__Exercise brief__.
Restate the entire listing word for word.

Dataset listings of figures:
○ ○ ○ ○
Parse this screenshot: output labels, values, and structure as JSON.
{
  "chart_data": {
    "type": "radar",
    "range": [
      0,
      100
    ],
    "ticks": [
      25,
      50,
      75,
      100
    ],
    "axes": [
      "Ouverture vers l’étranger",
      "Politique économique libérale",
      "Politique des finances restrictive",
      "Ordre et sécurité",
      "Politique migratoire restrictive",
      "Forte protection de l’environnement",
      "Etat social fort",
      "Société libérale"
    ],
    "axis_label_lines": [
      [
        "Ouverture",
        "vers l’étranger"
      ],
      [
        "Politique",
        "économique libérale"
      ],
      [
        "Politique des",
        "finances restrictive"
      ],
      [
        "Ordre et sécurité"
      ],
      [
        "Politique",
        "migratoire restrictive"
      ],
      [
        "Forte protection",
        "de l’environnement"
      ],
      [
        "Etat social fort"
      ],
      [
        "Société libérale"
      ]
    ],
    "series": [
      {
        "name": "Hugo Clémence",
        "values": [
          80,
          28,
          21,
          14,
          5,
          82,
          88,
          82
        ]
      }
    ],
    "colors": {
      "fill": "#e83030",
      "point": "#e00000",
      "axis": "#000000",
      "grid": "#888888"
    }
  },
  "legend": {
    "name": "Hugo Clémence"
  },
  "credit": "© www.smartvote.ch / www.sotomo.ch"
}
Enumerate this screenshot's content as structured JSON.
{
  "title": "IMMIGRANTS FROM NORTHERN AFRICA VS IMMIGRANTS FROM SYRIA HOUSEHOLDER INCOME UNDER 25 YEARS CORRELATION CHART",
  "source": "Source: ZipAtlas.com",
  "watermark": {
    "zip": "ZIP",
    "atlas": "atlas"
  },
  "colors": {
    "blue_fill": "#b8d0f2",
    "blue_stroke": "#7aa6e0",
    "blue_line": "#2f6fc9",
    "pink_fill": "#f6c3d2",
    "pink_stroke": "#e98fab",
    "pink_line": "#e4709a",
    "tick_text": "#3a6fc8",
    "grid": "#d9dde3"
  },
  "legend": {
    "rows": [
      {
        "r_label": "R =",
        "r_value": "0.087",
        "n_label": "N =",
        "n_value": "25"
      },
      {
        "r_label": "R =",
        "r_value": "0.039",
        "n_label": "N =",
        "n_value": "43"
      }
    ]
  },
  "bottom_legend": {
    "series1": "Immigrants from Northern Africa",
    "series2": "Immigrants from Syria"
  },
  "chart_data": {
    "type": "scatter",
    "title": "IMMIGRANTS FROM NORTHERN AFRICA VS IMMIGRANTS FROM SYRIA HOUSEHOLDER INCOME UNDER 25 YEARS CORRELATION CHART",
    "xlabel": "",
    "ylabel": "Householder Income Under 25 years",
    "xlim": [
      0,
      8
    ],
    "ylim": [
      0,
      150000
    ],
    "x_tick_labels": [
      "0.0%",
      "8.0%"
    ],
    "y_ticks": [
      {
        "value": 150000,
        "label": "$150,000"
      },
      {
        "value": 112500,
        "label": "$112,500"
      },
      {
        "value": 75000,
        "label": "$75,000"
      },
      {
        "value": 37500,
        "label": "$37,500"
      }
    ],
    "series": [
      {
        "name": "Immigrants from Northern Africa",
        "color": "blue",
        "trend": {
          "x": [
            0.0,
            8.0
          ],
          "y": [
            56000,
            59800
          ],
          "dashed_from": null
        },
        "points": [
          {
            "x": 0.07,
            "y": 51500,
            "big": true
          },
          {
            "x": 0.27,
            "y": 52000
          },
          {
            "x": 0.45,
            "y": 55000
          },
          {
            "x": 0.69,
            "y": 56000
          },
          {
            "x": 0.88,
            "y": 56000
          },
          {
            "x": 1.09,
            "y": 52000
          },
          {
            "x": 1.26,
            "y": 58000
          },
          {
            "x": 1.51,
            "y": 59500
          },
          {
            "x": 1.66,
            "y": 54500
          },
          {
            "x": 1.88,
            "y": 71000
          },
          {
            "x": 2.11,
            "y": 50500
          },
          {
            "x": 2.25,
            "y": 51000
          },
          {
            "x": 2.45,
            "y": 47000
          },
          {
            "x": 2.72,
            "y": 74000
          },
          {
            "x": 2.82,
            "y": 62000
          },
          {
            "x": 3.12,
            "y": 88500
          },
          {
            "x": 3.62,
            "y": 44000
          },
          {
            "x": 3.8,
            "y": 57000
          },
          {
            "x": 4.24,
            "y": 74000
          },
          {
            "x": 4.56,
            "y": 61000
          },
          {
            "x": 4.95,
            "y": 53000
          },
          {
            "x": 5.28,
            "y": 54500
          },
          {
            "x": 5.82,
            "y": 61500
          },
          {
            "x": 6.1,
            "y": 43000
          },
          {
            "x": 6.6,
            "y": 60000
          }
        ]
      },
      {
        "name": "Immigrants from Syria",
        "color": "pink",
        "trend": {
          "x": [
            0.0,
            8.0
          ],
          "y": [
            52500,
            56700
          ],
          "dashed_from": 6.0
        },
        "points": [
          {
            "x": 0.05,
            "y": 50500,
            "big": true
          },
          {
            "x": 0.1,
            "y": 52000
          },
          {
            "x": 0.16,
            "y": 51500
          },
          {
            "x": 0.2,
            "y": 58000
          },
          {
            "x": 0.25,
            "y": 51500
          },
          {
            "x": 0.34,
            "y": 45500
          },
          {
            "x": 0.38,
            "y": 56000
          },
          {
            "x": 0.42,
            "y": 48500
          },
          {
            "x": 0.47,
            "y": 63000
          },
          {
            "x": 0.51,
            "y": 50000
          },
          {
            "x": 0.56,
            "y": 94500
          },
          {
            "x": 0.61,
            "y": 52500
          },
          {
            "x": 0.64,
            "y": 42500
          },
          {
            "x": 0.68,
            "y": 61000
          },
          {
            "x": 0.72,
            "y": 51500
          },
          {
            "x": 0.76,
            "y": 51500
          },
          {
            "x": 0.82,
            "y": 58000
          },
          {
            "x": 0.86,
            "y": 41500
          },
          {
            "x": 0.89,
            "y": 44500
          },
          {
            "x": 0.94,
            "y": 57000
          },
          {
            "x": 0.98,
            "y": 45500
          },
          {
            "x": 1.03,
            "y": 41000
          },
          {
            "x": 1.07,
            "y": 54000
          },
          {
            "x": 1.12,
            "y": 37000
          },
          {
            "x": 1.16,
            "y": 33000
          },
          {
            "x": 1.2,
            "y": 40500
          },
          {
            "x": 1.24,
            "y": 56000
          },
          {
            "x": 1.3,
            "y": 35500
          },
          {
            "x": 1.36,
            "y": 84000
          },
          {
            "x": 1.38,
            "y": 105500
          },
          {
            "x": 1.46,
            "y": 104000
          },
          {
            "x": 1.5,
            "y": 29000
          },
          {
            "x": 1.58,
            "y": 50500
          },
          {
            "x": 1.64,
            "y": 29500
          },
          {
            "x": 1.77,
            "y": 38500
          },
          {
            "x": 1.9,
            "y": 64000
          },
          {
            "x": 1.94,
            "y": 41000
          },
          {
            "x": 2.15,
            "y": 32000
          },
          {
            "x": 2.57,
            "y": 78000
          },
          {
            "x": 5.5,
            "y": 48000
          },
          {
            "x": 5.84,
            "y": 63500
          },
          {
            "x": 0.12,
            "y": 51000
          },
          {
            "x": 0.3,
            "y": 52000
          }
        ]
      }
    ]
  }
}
○ ○ ○ ○
__Solved problem__.
Parse this screenshot: output labels, values, and structure as JSON.
{
  "chart_data": {
    "type": "radar",
    "range": [
      0,
      100
    ],
    "ticks": [
      25,
      50,
      75,
      100
    ],
    "axes": [
      "Ouverture vers l’étranger",
      "Politique économique libérale",
      "Politique des finances restrictive",
      "Ordre et sécurité",
      "Politique migratoire restrictive",
      "Forte protection de l’environnement",
      "Etat social fort",
      "Société libérale"
    ],
    "axis_label_lines": [
      [
        "Ouverture",
        "vers l’étranger"
      ],
      [
        "Politique",
        "économique libérale"
      ],
      [
        "Politique des",
        "finances restrictive"
      ],
      [
        "Ordre et sécurité"
      ],
      [
        "Politique",
        "migratoire restrictive"
      ],
      [
        "Forte protection",
        "de l’environnement"
      ],
      [
        "Etat social fort"
      ],
      [
        "Société libérale"
      ]
    ],
    "series": [
      {
        "name": "Hugo Clémence",
        "values": [
          80,
          28,
          21,
          14,
          5,
          82,
          88,
          82
        ]
      }
    ],
    "colors": {
      "fill": "#e83030",
      "point": "#e00000",
      "axis": "#000000",
      "grid": "#888888"
    }
  },
  "legend": {
    "name": "Hugo Clémence"
  },
  "credit": "© www.smartvote.ch / www.sotomo.ch"
}
Enumerate this screenshot's content as structured JSON.
{
  "title": "IMMIGRANTS FROM NORTHERN AFRICA VS IMMIGRANTS FROM SYRIA HOUSEHOLDER INCOME UNDER 25 YEARS CORRELATION CHART",
  "source": "Source: ZipAtlas.com",
  "watermark": {
    "zip": "ZIP",
    "atlas": "atlas"
  },
  "colors": {
    "blue_fill": "#b8d0f2",
    "blue_stroke": "#7aa6e0",
    "blue_line": "#2f6fc9",
    "pink_fill": "#f6c3d2",
    "pink_stroke": "#e98fab",
    "pink_line": "#e4709a",
    "tick_text": "#3a6fc8",
    "grid": "#d9dde3"
  },
  "legend": {
    "rows": [
      {
        "r_label": "R =",
        "r_value": "0.087",
        "n_label": "N =",
        "n_value": "25"
      },
      {
        "r_label": "R =",
        "r_value": "0.039",
        "n_label": "N =",
        "n_value": "43"
      }
    ]
  },
  "bottom_legend": {
    "series1": "Immigrants from Northern Africa",
    "series2": "Immigrants from Syria"
  },
  "chart_data": {
    "type": "scatter",
    "title": "IMMIGRANTS FROM NORTHERN AFRICA VS IMMIGRANTS FROM SYRIA HOUSEHOLDER INCOME UNDER 25 YEARS CORRELATION CHART",
    "xlabel": "",
    "ylabel": "Householder Income Under 25 years",
    "xlim": [
      0,
      8
    ],
    "ylim": [
      0,
      150000
    ],
    "x_tick_labels": [
      "0.0%",
      "8.0%"
    ],
    "y_ticks": [
      {
        "value": 150000,
        "label": "$150,000"
      },
      {
        "value": 112500,
        "label": "$112,500"
      },
      {
        "value": 75000,
        "label": "$75,000"
      },
      {
        "value": 37500,
        "label": "$37,500"
      }
    ],
    "series": [
      {
        "name": "Immigrants from Northern Africa",
        "color": "blue",
        "trend": {
          "x": [
            0.0,
            8.0
          ],
          "y": [
            56000,
            59800
          ],
          "dashed_from": null
        },
        "points": [
          {
            "x": 0.07,
            "y": 51500,
            "big": true
          },
          {
            "x": 0.27,
            "y": 52000
          },
          {
            "x": 0.45,
            "y": 55000
          },
          {
            "x": 0.69,
            "y": 56000
          },
          {
            "x": 0.88,
            "y": 56000
          },
          {
            "x": 1.09,
            "y": 52000
          },
          {
            "x": 1.26,
            "y": 58000
          },
          {
            "x": 1.51,
            "y": 59500
          },
          {
            "x": 1.66,
            "y": 54500
          },
          {
            "x": 1.88,
            "y": 71000
          },
          {
            "x": 2.11,
            "y": 50500
          },
          {
            "x": 2.25,
            "y": 51000
          },
          {
            "x": 2.45,
            "y": 47000
          },
          {
            "x": 2.72,
            "y": 74000
          },
          {
            "x": 2.82,
            "y": 62000
          },
          {
            "x": 3.12,
            "y": 88500
          },
          {
            "x": 3.62,
            "y": 44000
          },
          {
            "x": 3.8,
            "y": 57000
          },
          {
            "x": 4.24,
            "y": 74000
          },
          {
            "x": 4.56,
            "y": 61000
          },
          {
            "x": 4.95,
            "y": 53000
          },
          {
            "x": 5.28,
            "y": 54500
          },
          {
            "x": 5.82,
            "y": 61500
          },
          {
            "x": 6.1,
            "y": 43000
          },
          {
            "x": 6.6,
            "y": 60000
          }
        ]
      },
      {
        "name": "Immigrants from Syria",
        "color": "pink",
        "trend": {
          "x": [
            0.0,
            8.0
          ],
          "y": [
            52500,
            56700
          ],
          "dashed_from": 6.0
        },
        "points": [
          {
            "x": 0.05,
            "y": 50500,
            "big": true
          },
          {
            "x": 0.1,
            "y": 52000
          },
          {
            "x": 0.16,
            "y": 51500
          },
          {
            "x": 0.2,
            "y": 58000
          },
          {
            "x": 0.25,
            "y": 51500
          },
          {
            "x": 0.34,
            "y": 45500
          },
          {
            "x": 0.38,
            "y": 56000
          },
          {
            "x": 0.42,
            "y": 48500
          },
          {
            "x": 0.47,
            "y": 63000
          },
          {
            "x": 0.51,
            "y": 50000
          },
          {
            "x": 0.56,
            "y": 94500
          },
          {
            "x": 0.61,
            "y": 52500
          },
          {
            "x": 0.64,
            "y": 42500
          },
          {
            "x": 0.68,
            "y": 61000
          },
          {
            "x": 0.72,
            "y": 51500
          },
          {
            "x": 0.76,
            "y": 51500
          },
          {
            "x": 0.82,
            "y": 58000
          },
          {
            "x": 0.86,
            "y": 41500
          },
          {
            "x": 0.89,
            "y": 44500
          },
          {
            "x": 0.94,
            "y": 57000
          },
          {
            "x": 0.98,
            "y": 45500
          },
          {
            "x": 1.03,
            "y": 41000
          },
          {
            "x": 1.07,
            "y": 54000
          },
          {
            "x": 1.12,
            "y": 37000
          },
          {
            "x": 1.16,
            "y": 33000
          },
          {
            "x": 1.2,
            "y": 40500
          },
          {
            "x": 1.24,
            "y": 56000
          },
          {
            "x": 1.3,
            "y": 35500
          },
          {
            "x": 1.36,
            "y": 84000
          },
          {
            "x": 1.38,
            "y": 105500
          },
          {
            "x": 1.46,
            "y": 104000
          },
          {
            "x": 1.5,
            "y": 29000
          },
          {
            "x": 1.58,
            "y": 50500
          },
          {
            "x": 1.64,
            "y": 29500
          },
          {
            "x": 1.77,
            "y": 38500
          },
          {
            "x": 1.9,
            "y": 64000
          },
          {
            "x": 1.94,
            "y": 41000
          },
          {
            "x": 2.15,
            "y": 32000
          },
          {
            "x": 2.57,
            "y": 78000
          },
          {
            "x": 5.5,
            "y": 48000
          },
          {
            "x": 5.84,
            "y": 63500
          },
          {
            "x": 0.12,
            "y": 51000
          },
          {
            "x": 0.3,
            "y": 52000
          }
        ]
      }
    ]
  }
}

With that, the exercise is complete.